[Entries taken from a collection]
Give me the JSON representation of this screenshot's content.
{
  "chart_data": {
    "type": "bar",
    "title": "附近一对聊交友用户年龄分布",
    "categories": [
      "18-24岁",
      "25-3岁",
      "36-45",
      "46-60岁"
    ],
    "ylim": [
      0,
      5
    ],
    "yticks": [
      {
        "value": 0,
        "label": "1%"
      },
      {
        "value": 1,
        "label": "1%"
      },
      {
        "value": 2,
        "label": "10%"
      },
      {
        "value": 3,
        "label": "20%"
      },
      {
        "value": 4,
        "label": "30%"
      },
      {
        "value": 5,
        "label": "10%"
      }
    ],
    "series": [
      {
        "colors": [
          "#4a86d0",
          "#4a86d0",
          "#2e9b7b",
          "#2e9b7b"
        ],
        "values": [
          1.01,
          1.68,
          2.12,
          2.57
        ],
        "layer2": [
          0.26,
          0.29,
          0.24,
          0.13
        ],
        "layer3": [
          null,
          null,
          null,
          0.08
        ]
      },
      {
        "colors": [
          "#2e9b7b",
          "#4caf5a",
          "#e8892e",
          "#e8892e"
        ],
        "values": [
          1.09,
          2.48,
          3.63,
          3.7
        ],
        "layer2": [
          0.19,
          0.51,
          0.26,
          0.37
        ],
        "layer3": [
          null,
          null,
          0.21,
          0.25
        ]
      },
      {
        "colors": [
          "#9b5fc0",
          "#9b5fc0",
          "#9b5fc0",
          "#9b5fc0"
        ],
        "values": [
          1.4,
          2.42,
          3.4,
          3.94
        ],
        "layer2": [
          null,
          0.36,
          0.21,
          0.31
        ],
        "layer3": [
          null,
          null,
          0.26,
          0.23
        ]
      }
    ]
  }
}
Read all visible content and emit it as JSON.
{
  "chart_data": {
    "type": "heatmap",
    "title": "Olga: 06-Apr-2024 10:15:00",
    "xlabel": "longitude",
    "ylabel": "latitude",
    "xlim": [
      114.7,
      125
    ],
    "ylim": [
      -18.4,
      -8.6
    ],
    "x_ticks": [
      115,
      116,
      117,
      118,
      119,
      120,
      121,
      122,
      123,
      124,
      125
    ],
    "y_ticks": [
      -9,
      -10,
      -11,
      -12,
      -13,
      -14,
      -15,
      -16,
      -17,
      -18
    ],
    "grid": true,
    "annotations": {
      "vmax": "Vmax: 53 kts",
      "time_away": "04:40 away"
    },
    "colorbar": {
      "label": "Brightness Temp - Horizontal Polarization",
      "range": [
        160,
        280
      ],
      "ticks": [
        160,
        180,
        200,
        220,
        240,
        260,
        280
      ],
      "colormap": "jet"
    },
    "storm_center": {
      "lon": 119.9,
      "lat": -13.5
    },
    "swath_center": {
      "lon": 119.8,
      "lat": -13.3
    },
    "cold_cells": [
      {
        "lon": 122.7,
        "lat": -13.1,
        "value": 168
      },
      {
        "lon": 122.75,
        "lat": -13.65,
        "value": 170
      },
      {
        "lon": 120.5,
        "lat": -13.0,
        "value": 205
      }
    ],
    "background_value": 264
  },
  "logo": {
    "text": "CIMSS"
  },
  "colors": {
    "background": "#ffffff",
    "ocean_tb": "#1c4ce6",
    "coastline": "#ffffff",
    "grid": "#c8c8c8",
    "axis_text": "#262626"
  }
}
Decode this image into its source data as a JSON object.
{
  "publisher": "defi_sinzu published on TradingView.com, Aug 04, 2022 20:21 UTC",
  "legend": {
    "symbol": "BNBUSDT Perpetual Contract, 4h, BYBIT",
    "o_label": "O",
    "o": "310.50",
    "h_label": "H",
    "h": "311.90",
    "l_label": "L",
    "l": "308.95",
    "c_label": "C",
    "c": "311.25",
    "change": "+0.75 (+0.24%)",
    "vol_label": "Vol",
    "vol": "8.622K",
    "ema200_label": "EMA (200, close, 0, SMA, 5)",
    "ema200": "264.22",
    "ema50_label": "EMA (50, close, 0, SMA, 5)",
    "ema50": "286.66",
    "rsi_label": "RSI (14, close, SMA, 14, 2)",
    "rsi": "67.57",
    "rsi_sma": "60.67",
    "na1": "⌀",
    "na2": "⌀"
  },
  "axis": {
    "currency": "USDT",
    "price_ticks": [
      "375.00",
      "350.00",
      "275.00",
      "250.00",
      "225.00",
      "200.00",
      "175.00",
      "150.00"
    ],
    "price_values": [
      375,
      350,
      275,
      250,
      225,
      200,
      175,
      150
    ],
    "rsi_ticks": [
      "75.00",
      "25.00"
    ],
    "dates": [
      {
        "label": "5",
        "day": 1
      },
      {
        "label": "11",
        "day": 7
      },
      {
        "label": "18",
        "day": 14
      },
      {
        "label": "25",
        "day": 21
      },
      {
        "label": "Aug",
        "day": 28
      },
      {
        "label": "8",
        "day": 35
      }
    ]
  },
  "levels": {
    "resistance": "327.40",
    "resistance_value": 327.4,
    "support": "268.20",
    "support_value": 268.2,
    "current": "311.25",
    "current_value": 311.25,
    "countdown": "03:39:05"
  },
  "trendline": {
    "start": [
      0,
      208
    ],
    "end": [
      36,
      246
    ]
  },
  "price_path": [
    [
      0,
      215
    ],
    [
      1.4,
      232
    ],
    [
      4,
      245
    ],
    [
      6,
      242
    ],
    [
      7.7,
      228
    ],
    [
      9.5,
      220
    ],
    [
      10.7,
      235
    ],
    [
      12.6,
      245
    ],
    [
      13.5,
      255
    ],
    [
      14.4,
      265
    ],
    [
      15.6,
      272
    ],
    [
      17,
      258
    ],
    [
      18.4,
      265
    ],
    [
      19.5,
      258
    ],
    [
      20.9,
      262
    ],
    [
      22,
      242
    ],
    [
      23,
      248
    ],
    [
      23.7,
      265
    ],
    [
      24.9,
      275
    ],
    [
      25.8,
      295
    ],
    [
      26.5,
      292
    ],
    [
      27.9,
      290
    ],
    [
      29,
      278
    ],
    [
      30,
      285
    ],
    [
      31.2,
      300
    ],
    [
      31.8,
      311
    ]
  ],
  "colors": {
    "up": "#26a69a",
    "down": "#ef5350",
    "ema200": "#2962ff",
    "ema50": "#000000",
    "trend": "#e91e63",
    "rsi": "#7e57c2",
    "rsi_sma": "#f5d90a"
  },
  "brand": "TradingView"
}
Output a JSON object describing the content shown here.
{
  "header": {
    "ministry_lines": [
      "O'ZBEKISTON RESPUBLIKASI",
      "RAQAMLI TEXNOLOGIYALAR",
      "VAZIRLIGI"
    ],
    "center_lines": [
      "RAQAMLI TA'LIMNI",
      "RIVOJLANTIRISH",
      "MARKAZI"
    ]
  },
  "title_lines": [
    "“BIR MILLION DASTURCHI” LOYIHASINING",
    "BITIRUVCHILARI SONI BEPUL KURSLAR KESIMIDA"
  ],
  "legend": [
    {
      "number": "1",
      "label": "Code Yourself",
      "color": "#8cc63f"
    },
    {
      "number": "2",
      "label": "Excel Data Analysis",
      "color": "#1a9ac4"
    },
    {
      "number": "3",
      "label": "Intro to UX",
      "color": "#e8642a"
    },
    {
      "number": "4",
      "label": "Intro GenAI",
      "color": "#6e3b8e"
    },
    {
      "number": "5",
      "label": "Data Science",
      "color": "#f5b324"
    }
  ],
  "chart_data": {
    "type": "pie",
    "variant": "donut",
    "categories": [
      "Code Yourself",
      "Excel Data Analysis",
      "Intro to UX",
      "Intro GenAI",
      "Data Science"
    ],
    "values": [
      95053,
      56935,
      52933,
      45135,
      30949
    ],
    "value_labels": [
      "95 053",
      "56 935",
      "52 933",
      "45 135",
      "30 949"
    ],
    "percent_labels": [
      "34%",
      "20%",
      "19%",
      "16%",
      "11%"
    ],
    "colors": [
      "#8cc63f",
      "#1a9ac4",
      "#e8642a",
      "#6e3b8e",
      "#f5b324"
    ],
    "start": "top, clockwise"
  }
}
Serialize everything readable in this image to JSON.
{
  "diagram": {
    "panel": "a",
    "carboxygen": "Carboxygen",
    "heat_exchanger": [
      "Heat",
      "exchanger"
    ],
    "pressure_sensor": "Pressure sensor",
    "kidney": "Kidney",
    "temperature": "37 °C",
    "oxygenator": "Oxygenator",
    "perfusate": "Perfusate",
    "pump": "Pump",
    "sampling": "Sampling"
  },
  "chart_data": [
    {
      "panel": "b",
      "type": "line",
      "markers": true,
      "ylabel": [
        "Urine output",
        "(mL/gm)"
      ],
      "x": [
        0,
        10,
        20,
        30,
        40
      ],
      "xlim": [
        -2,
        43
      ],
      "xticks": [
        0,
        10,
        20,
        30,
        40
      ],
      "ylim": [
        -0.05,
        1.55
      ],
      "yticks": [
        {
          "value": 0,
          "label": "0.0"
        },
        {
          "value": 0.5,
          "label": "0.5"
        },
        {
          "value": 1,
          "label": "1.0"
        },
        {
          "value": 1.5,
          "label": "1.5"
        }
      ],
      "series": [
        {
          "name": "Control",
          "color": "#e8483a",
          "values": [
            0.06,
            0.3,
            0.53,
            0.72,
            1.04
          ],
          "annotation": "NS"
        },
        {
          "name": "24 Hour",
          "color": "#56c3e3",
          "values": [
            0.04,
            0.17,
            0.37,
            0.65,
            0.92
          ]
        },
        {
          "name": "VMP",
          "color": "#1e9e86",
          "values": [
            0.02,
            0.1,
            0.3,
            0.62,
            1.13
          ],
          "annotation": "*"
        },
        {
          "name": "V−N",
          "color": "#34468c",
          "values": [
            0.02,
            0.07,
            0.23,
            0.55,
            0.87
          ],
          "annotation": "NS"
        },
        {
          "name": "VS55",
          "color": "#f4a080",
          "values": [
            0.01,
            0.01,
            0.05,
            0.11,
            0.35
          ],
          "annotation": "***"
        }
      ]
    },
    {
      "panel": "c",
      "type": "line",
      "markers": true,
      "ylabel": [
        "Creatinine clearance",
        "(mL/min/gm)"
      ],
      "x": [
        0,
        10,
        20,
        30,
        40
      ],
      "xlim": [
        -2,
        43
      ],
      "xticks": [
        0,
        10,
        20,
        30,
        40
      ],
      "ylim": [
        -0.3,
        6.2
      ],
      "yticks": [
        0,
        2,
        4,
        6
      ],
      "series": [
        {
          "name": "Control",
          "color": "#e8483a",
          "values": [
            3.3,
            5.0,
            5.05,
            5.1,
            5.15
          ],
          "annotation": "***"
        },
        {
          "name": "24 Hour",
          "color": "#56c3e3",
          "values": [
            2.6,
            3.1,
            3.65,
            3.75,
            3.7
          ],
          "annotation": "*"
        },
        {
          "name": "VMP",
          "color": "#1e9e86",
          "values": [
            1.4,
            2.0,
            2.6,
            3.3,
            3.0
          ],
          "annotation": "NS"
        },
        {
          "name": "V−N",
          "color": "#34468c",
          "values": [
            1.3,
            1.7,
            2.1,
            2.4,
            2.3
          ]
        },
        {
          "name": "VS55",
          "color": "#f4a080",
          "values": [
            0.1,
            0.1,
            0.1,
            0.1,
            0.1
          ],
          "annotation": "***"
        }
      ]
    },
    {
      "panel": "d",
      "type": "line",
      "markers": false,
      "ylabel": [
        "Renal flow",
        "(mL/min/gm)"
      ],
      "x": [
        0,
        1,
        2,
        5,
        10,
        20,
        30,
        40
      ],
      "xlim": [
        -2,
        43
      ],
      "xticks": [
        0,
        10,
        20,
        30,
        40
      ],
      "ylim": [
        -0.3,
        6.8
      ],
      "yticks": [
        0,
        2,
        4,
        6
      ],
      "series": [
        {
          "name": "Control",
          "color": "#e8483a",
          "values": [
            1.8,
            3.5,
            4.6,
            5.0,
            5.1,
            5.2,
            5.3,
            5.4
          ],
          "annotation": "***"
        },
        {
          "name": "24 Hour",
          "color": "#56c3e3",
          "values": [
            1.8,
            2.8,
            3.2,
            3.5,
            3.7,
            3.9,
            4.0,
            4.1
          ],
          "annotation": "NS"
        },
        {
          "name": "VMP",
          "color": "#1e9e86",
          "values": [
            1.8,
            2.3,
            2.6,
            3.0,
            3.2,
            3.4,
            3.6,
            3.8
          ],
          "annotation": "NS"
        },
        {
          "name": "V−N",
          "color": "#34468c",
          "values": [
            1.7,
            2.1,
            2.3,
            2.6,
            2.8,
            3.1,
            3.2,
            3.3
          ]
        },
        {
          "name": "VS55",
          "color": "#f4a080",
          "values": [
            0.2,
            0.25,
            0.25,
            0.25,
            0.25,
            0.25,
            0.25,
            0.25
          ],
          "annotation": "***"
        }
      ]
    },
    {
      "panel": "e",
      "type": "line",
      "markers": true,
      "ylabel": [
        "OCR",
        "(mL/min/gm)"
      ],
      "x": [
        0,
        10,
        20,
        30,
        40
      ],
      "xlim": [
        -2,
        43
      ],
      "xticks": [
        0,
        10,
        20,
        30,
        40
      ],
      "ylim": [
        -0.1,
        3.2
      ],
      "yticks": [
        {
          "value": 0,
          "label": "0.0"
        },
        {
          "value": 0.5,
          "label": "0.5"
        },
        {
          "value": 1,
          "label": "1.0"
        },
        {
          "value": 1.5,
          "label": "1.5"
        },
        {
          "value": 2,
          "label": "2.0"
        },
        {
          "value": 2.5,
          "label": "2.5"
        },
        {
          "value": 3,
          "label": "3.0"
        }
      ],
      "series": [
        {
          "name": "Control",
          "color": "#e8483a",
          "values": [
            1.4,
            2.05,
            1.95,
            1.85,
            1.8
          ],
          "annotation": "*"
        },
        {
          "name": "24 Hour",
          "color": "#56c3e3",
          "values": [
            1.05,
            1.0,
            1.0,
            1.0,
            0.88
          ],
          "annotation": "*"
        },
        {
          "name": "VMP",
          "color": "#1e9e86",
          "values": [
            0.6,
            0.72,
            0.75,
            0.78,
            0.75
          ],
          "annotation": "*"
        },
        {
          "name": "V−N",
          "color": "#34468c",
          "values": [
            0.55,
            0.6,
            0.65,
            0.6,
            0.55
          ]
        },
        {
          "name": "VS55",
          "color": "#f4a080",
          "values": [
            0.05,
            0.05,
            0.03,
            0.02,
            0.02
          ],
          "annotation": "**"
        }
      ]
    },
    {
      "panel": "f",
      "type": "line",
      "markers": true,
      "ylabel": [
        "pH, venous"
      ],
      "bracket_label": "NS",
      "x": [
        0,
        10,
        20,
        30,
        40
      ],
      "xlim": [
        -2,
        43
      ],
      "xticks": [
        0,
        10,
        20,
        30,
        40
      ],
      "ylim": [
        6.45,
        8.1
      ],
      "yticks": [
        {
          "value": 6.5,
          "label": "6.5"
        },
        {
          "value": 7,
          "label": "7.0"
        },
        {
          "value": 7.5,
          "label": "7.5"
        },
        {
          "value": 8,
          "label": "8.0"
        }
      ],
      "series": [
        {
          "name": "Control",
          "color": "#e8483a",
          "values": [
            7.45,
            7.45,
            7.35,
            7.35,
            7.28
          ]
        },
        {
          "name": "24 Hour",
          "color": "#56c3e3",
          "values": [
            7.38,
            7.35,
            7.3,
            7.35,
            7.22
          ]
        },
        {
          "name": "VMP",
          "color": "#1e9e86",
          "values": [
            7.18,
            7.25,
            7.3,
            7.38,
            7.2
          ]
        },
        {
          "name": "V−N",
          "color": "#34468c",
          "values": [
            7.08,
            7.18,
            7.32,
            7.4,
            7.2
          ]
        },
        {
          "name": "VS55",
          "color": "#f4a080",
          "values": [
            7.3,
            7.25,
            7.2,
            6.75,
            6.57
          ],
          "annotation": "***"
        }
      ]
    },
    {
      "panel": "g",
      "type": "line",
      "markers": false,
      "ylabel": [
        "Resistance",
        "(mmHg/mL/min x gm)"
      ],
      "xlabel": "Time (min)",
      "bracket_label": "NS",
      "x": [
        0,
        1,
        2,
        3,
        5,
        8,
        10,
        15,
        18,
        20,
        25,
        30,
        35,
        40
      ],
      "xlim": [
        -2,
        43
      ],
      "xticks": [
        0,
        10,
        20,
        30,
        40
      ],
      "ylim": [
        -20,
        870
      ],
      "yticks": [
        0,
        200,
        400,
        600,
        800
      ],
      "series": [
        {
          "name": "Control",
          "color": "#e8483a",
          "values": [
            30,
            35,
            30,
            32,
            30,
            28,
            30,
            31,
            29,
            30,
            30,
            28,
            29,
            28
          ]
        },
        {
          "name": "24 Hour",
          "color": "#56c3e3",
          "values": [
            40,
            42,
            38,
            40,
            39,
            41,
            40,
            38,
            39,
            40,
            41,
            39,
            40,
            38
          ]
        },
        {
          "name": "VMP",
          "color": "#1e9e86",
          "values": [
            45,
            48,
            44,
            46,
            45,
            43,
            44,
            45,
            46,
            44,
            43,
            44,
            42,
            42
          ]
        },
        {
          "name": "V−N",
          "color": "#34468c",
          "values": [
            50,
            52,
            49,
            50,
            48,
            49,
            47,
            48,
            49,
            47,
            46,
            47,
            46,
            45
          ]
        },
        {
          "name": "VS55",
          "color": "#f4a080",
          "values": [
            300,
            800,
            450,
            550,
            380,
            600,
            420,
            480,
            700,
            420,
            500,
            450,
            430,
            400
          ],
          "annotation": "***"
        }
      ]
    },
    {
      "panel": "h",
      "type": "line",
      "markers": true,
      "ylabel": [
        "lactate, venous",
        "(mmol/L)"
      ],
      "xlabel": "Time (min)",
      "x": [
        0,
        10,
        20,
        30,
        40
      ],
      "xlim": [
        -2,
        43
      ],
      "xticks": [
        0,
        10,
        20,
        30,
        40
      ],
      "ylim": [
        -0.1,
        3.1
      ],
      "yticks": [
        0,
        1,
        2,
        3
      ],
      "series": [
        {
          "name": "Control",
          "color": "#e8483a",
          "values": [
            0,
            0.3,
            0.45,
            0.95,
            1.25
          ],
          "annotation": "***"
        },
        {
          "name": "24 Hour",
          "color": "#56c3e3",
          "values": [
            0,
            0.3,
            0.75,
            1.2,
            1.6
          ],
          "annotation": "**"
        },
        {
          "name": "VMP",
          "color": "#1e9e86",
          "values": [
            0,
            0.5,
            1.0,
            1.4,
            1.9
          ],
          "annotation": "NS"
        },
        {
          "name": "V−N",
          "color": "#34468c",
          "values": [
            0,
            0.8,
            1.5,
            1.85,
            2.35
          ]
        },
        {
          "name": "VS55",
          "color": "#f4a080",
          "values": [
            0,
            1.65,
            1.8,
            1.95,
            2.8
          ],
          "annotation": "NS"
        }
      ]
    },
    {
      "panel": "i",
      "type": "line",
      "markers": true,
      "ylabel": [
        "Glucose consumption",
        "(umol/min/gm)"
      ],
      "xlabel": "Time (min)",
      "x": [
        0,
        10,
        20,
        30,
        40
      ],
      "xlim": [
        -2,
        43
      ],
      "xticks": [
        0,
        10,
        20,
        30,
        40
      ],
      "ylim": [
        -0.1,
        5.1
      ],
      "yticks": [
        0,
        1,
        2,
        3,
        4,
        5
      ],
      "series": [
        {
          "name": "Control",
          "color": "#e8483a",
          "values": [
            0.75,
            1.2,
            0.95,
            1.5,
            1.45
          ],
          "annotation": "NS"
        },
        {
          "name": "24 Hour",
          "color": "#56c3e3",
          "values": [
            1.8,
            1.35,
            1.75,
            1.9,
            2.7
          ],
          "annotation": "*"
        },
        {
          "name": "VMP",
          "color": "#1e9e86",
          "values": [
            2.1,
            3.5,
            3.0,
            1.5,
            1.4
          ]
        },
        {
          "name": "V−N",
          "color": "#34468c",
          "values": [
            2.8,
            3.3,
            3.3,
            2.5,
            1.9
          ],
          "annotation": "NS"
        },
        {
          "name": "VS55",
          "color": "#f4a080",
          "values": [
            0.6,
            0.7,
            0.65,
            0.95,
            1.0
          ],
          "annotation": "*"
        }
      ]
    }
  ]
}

=== Given problem ===
Copy all lines above containing the string "image".

=== Answer to this exercise ===
Decode this image into its source data as a JSON object.
Serialize everything readable in this image to JSON.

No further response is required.